[Excerpts from a figure dataset]
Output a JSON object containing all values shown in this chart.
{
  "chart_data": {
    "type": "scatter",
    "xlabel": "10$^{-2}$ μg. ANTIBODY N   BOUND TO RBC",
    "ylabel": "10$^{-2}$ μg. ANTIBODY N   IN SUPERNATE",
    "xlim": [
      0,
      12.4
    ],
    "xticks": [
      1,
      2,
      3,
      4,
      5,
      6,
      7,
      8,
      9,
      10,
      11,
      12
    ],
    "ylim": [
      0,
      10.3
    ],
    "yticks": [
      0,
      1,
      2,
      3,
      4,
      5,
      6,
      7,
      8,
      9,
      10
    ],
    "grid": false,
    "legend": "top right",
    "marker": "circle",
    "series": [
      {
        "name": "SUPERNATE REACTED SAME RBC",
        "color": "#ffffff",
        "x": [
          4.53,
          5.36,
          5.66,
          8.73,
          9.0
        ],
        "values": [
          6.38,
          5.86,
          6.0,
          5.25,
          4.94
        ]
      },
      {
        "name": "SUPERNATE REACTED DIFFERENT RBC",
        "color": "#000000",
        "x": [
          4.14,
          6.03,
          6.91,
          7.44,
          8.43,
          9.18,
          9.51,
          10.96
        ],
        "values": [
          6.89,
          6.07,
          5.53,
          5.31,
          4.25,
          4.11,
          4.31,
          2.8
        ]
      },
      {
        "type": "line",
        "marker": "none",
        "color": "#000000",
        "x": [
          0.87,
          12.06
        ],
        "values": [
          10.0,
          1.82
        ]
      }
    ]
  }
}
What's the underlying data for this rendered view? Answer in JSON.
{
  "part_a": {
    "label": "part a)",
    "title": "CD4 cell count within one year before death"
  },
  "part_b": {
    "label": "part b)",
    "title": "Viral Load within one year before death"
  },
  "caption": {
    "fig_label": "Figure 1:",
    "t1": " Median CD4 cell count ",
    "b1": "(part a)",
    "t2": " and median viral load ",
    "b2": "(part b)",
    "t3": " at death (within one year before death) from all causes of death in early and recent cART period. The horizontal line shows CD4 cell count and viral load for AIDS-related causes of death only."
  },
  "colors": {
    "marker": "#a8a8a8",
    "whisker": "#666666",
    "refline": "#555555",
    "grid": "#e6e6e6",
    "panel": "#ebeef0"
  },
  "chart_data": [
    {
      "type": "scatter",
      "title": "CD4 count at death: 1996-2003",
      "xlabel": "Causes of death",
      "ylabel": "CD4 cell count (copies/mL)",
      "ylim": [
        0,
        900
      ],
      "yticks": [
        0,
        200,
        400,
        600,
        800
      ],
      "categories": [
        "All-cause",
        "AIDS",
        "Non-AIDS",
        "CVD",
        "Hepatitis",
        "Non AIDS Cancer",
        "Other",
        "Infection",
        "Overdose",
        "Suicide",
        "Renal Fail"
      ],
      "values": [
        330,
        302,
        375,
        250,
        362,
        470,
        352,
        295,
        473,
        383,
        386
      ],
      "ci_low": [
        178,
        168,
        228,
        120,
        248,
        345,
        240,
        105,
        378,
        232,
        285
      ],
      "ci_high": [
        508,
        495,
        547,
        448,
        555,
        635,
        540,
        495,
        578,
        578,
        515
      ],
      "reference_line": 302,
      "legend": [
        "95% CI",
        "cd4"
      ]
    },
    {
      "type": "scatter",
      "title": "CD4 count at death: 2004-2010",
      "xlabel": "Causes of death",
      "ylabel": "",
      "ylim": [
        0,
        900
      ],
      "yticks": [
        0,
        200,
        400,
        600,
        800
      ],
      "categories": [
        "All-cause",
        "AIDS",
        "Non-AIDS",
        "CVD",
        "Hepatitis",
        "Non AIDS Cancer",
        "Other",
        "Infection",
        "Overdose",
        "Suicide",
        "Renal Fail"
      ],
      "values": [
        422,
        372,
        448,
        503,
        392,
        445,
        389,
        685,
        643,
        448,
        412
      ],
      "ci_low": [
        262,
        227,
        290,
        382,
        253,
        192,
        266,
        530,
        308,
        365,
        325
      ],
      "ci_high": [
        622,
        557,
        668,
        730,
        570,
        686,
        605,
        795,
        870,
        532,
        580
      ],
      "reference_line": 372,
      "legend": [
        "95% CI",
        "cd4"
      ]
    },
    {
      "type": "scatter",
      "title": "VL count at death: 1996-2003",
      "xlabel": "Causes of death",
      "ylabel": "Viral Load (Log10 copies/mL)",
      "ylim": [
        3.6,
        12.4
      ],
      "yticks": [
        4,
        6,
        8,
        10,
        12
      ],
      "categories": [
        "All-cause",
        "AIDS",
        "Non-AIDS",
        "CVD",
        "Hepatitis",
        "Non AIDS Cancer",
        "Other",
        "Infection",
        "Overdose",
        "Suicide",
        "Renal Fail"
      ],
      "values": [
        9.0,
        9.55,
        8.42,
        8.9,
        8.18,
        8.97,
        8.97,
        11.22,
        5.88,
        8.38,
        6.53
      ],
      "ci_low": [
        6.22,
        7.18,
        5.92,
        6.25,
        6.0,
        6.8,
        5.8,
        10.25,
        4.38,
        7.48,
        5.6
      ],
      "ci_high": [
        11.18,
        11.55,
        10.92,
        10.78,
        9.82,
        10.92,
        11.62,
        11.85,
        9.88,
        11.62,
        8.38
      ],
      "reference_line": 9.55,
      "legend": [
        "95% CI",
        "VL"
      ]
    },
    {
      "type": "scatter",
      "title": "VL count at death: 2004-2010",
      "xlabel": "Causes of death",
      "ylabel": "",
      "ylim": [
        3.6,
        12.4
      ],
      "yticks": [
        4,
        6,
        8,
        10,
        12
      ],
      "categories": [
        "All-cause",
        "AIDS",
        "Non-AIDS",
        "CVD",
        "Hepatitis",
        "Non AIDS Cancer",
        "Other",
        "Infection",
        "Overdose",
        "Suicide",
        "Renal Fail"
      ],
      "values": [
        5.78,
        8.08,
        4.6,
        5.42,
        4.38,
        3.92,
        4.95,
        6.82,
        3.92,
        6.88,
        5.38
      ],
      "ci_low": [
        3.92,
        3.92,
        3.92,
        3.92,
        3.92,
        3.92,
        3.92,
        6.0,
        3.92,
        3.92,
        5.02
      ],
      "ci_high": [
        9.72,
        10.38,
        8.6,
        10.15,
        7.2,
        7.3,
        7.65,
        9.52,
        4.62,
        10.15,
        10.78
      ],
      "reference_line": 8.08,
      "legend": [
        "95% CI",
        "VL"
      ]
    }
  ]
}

* WHAT IS BEING ASKED
Copy out each line of the records where the word "within" appears.

* RESPONSE TO THIS EXERCISE
    "title": "CD4 cell count within one year before death"
    "title": "Viral Load within one year before death"
    "t3": " at death (within one year before death) from all causes of death in early and recent cART period. The horizontal line shows CD4 cell count and viral load for AIDS-related causes of death only."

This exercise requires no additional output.